## Given request
Check every line below for the word "BITTREX" and show those that hold it.

Figure content listings:
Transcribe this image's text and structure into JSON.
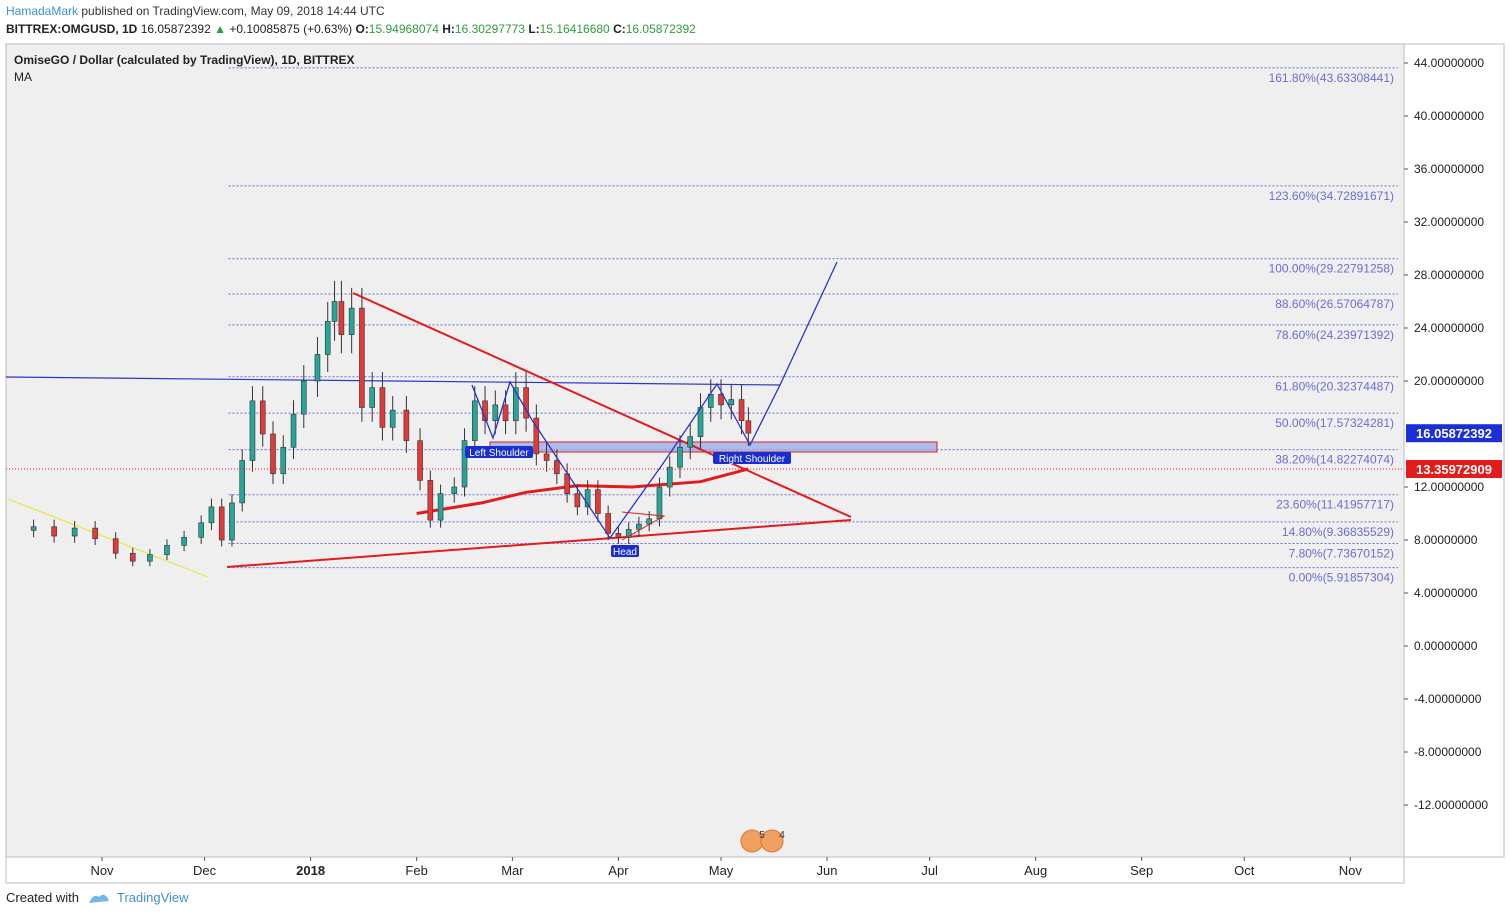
{
  "header": {
    "author": "HamadaMark",
    "published": "published on TradingView.com, May 09, 2018 14:44 UTC",
    "symbol": "BITTREX:OMGUSD, 1D",
    "last": "16.05872392",
    "change": "+0.10085875 (+0.63%)",
    "o_label": "O:",
    "o_val": "15.94968074",
    "h_label": "H:",
    "h_val": "16.30297773",
    "l_label": "L:",
    "l_val": "15.16416680",
    "c_label": "C:",
    "c_val": "16.05872392"
  },
  "legend": {
    "title": "OmiseGO / Dollar (calculated by TradingView), 1D, BITTREX",
    "indicator": "MA"
  },
  "footer": {
    "created_with": "Created with",
    "brand": "TradingView"
  },
  "colors": {
    "bull": "#26a69a",
    "bear": "#e03b3b",
    "fib": "#6b6bd6",
    "blue": "#2a35c9",
    "red": "#e31b1b",
    "yellow": "#e8e840",
    "pane_bg": "#efefef"
  },
  "chart_data": {
    "type": "candlestick",
    "ylim": [
      -15.5,
      45.5
    ],
    "y_ticks": [
      {
        "v": 44,
        "label": "44.00000000"
      },
      {
        "v": 40,
        "label": "40.00000000"
      },
      {
        "v": 36,
        "label": "36.00000000"
      },
      {
        "v": 32,
        "label": "32.00000000"
      },
      {
        "v": 28,
        "label": "28.00000000"
      },
      {
        "v": 24,
        "label": "24.00000000"
      },
      {
        "v": 20,
        "label": "20.00000000"
      },
      {
        "v": 12,
        "label": "12.00000000"
      },
      {
        "v": 8,
        "label": "8.00000000"
      },
      {
        "v": 4,
        "label": "4.00000000"
      },
      {
        "v": 0,
        "label": "0.00000000"
      },
      {
        "v": -4,
        "label": "-4.00000000"
      },
      {
        "v": -8,
        "label": "-8.00000000"
      },
      {
        "v": -12,
        "label": "-12.00000000"
      }
    ],
    "x_ticks": [
      {
        "d": "2017-11-01",
        "label": "Nov",
        "bold": false
      },
      {
        "d": "2017-12-01",
        "label": "Dec",
        "bold": false
      },
      {
        "d": "2018-01-01",
        "label": "2018",
        "bold": true
      },
      {
        "d": "2018-02-01",
        "label": "Feb",
        "bold": false
      },
      {
        "d": "2018-03-01",
        "label": "Mar",
        "bold": false
      },
      {
        "d": "2018-04-01",
        "label": "Apr",
        "bold": false
      },
      {
        "d": "2018-05-01",
        "label": "May",
        "bold": false
      },
      {
        "d": "2018-06-01",
        "label": "Jun",
        "bold": false
      },
      {
        "d": "2018-07-01",
        "label": "Jul",
        "bold": false
      },
      {
        "d": "2018-08-01",
        "label": "Aug",
        "bold": false
      },
      {
        "d": "2018-09-01",
        "label": "Sep",
        "bold": false
      },
      {
        "d": "2018-10-01",
        "label": "Oct",
        "bold": false
      },
      {
        "d": "2018-11-01",
        "label": "Nov",
        "bold": false
      }
    ],
    "price_tags": [
      {
        "v": 16.05872392,
        "label": "16.05872392",
        "color": "#1c2fd6"
      },
      {
        "v": 13.35972909,
        "label": "13.35972909",
        "color": "#e31b1b"
      }
    ],
    "fib_start": "2017-12-08",
    "fib_levels": [
      {
        "v": 43.63308441,
        "label": "161.80%(43.63308441)"
      },
      {
        "v": 34.72891671,
        "label": "123.60%(34.72891671)"
      },
      {
        "v": 29.22791258,
        "label": "100.00%(29.22791258)"
      },
      {
        "v": 26.57064787,
        "label": "88.60%(26.57064787)"
      },
      {
        "v": 24.23971392,
        "label": "78.60%(24.23971392)"
      },
      {
        "v": 20.32374487,
        "label": "61.80%(20.32374487)"
      },
      {
        "v": 17.57324281,
        "label": "50.00%(17.57324281)"
      },
      {
        "v": 14.82274074,
        "label": "38.20%(14.82274074)"
      },
      {
        "v": 11.41957717,
        "label": "23.60%(11.41957717)"
      },
      {
        "v": 9.36835529,
        "label": "14.80%(9.36835529)"
      },
      {
        "v": 7.73670152,
        "label": "7.80%(7.73670152)"
      },
      {
        "v": 5.91857304,
        "label": "0.00%(5.91857304)"
      }
    ],
    "candles_close": [
      [
        "2017-10-12",
        9.0
      ],
      [
        "2017-10-18",
        8.3
      ],
      [
        "2017-10-24",
        8.9
      ],
      [
        "2017-10-30",
        8.1
      ],
      [
        "2017-11-05",
        7.0
      ],
      [
        "2017-11-10",
        6.4
      ],
      [
        "2017-11-15",
        6.9
      ],
      [
        "2017-11-20",
        7.6
      ],
      [
        "2017-11-25",
        8.2
      ],
      [
        "2017-11-30",
        9.3
      ],
      [
        "2017-12-03",
        10.5
      ],
      [
        "2017-12-06",
        8.0
      ],
      [
        "2017-12-09",
        10.8
      ],
      [
        "2017-12-12",
        14.0
      ],
      [
        "2017-12-15",
        18.5
      ],
      [
        "2017-12-18",
        16.0
      ],
      [
        "2017-12-21",
        13.0
      ],
      [
        "2017-12-24",
        15.0
      ],
      [
        "2017-12-27",
        17.5
      ],
      [
        "2017-12-30",
        20.0
      ],
      [
        "2018-01-03",
        22.0
      ],
      [
        "2018-01-06",
        24.5
      ],
      [
        "2018-01-08",
        26.0
      ],
      [
        "2018-01-10",
        23.5
      ],
      [
        "2018-01-13",
        25.5
      ],
      [
        "2018-01-16",
        18.0
      ],
      [
        "2018-01-19",
        19.5
      ],
      [
        "2018-01-22",
        16.5
      ],
      [
        "2018-01-25",
        17.8
      ],
      [
        "2018-01-29",
        15.5
      ],
      [
        "2018-02-02",
        12.5
      ],
      [
        "2018-02-05",
        9.5
      ],
      [
        "2018-02-08",
        11.5
      ],
      [
        "2018-02-12",
        12.0
      ],
      [
        "2018-02-15",
        15.5
      ],
      [
        "2018-02-18",
        18.5
      ],
      [
        "2018-02-21",
        17.0
      ],
      [
        "2018-02-24",
        18.2
      ],
      [
        "2018-02-27",
        17.0
      ],
      [
        "2018-03-02",
        19.5
      ],
      [
        "2018-03-05",
        17.2
      ],
      [
        "2018-03-08",
        14.5
      ],
      [
        "2018-03-11",
        14.0
      ],
      [
        "2018-03-14",
        13.0
      ],
      [
        "2018-03-17",
        11.5
      ],
      [
        "2018-03-20",
        10.5
      ],
      [
        "2018-03-23",
        11.8
      ],
      [
        "2018-03-26",
        10.0
      ],
      [
        "2018-03-29",
        8.5
      ],
      [
        "2018-04-01",
        8.2
      ],
      [
        "2018-04-04",
        8.8
      ],
      [
        "2018-04-07",
        9.2
      ],
      [
        "2018-04-10",
        9.6
      ],
      [
        "2018-04-13",
        12.0
      ],
      [
        "2018-04-16",
        13.5
      ],
      [
        "2018-04-19",
        15.0
      ],
      [
        "2018-04-22",
        15.8
      ],
      [
        "2018-04-25",
        18.0
      ],
      [
        "2018-04-28",
        19.0
      ],
      [
        "2018-05-01",
        18.2
      ],
      [
        "2018-05-04",
        18.6
      ],
      [
        "2018-05-07",
        17.0
      ],
      [
        "2018-05-09",
        16.06
      ]
    ],
    "ma_series": [
      [
        "2018-02-01",
        10.0
      ],
      [
        "2018-02-20",
        10.8
      ],
      [
        "2018-03-05",
        11.6
      ],
      [
        "2018-03-20",
        12.1
      ],
      [
        "2018-04-05",
        12.0
      ],
      [
        "2018-04-25",
        12.4
      ],
      [
        "2018-05-09",
        13.36
      ]
    ]
  },
  "annotations": {
    "left_shoulder": "Left Shoulder",
    "head": "Head",
    "right_shoulder": "Right Shoulder"
  },
  "events_badge": {
    "count_a": "5",
    "count_b": "4"
  }
}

## Result of the task
    "symbol": "BITTREX:OMGUSD, 1D",
    "title": "OmiseGO / Dollar (calculated by TradingView), 1D, BITTREX",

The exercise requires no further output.